TASK GOAL -> Pull out every line below that contains the word "ylabel".

AVAILABLE RECORDS ->
========================
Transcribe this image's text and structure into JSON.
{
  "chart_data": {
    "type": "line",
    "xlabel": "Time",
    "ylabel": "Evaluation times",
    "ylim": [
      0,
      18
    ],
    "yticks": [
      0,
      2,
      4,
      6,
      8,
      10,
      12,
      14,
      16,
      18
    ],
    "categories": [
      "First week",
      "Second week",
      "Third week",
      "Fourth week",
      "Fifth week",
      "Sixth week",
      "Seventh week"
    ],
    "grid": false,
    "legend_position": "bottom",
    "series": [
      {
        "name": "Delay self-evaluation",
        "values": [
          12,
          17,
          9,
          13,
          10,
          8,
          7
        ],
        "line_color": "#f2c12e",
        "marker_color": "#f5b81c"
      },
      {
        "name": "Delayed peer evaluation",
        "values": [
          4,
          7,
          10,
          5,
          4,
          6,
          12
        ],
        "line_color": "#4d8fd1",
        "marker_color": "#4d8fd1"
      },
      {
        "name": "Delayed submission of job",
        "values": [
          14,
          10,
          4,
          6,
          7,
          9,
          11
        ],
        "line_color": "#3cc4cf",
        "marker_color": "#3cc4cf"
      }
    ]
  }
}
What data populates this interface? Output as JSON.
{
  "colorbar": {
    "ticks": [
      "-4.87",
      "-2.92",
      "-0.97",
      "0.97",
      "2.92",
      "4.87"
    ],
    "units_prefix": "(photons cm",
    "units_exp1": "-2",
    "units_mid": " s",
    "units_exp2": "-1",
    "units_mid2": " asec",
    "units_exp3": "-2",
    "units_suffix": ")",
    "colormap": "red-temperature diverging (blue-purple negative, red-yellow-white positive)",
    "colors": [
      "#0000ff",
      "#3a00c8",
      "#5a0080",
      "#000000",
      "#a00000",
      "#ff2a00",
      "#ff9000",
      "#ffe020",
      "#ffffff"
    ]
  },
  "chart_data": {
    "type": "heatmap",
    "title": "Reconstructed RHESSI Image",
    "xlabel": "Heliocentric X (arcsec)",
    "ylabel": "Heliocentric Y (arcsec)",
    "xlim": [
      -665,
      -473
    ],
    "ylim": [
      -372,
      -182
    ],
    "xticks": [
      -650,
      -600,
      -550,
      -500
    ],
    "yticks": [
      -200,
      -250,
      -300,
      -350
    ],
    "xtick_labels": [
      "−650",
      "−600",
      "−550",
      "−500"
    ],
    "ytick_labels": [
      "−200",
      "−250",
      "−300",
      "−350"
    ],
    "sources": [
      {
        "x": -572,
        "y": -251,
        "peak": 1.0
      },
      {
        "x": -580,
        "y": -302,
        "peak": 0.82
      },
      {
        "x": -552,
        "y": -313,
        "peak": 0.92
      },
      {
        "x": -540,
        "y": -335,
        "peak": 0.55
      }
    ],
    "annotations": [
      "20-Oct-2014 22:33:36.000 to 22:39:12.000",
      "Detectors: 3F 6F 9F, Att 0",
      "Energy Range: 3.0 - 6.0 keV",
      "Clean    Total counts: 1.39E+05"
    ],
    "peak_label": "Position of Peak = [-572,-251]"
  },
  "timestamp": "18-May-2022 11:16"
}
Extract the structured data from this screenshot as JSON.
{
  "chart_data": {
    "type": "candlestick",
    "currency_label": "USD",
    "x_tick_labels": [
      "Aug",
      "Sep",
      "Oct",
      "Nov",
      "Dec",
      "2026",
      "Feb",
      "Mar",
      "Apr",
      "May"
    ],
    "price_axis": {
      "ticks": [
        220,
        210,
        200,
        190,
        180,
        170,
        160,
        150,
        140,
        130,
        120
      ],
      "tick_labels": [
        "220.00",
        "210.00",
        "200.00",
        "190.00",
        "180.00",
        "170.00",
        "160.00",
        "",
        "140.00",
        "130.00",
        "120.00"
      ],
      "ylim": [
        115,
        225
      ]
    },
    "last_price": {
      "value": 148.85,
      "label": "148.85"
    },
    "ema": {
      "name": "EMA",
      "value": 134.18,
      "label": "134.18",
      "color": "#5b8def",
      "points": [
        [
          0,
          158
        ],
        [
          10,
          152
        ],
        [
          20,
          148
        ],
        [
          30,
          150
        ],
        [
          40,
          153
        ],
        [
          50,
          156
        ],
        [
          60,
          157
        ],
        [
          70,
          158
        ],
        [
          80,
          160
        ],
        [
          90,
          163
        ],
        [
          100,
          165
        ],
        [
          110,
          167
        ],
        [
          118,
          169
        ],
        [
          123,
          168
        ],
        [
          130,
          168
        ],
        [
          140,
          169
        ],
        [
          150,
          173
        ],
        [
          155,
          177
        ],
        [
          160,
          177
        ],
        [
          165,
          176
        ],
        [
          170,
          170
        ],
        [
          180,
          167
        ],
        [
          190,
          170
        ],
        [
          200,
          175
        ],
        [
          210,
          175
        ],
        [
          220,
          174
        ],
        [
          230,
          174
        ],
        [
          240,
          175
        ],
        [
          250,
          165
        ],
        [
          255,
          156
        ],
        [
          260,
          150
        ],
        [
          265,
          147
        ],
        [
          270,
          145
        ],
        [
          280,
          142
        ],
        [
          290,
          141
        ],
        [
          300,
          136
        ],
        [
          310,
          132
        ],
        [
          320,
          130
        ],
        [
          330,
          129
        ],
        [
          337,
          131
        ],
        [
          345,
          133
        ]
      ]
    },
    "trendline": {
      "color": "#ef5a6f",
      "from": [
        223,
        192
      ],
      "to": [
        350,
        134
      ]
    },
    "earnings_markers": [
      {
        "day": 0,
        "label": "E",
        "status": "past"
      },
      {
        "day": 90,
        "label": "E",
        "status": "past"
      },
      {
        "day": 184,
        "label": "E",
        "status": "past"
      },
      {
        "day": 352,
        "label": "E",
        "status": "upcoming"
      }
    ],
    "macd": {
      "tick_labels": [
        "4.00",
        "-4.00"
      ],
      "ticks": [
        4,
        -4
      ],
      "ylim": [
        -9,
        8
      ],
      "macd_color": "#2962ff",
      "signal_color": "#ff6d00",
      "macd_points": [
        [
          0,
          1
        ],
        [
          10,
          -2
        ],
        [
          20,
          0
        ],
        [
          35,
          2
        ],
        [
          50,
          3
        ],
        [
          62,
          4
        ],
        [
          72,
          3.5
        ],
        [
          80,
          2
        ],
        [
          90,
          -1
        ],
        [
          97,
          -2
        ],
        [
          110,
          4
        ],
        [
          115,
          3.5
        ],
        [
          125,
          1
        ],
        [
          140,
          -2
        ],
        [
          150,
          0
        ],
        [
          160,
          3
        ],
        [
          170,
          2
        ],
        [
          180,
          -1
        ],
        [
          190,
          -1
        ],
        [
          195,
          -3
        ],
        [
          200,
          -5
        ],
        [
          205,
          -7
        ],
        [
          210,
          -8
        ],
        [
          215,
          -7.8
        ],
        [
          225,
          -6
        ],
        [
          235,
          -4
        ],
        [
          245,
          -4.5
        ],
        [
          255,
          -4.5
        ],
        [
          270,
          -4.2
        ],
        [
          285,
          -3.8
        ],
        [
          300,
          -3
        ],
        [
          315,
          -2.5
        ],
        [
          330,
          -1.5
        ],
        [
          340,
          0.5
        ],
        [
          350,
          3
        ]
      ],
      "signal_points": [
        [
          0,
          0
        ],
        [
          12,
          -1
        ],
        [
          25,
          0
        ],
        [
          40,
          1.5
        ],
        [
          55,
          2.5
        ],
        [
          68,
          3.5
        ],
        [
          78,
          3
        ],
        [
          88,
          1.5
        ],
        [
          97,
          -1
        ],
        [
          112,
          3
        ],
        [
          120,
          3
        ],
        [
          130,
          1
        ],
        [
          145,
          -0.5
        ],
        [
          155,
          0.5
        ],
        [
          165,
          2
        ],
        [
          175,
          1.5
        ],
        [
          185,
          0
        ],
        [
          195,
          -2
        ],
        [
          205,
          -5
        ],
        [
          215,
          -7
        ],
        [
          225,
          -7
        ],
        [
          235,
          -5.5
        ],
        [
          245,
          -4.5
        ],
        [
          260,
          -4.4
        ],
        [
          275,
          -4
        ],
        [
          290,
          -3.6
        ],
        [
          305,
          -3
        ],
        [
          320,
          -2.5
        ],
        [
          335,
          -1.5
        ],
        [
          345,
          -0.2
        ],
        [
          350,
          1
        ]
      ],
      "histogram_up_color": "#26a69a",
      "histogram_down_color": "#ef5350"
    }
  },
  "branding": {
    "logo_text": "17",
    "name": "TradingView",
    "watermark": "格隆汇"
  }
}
========================
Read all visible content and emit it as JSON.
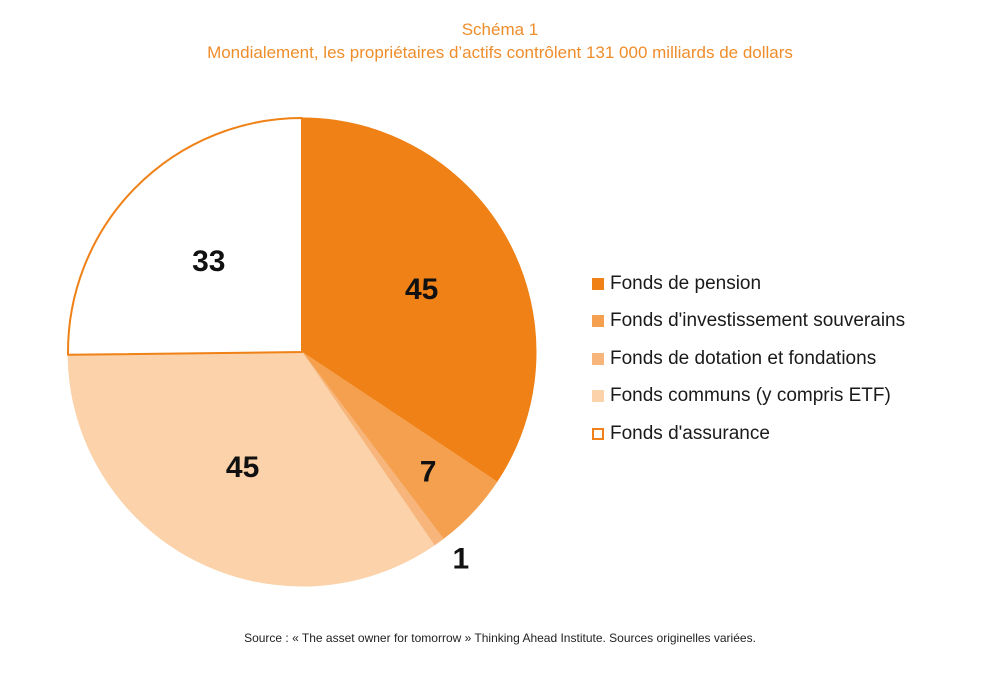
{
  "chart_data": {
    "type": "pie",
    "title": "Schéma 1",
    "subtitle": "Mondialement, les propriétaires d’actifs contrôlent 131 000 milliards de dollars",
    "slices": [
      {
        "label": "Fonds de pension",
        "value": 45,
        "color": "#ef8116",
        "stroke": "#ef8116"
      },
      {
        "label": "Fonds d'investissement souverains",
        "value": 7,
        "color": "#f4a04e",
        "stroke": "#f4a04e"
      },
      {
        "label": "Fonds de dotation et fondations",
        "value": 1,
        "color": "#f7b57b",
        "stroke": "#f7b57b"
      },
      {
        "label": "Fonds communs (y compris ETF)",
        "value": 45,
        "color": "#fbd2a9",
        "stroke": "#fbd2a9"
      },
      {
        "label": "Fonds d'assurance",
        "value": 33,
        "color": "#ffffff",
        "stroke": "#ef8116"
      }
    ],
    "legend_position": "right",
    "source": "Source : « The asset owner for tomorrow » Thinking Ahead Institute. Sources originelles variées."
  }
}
========================
FINISHED ANSWER ->
    "ylabel": "Evaluation times",
    "ylabel": "Heliocentric Y (arcsec)",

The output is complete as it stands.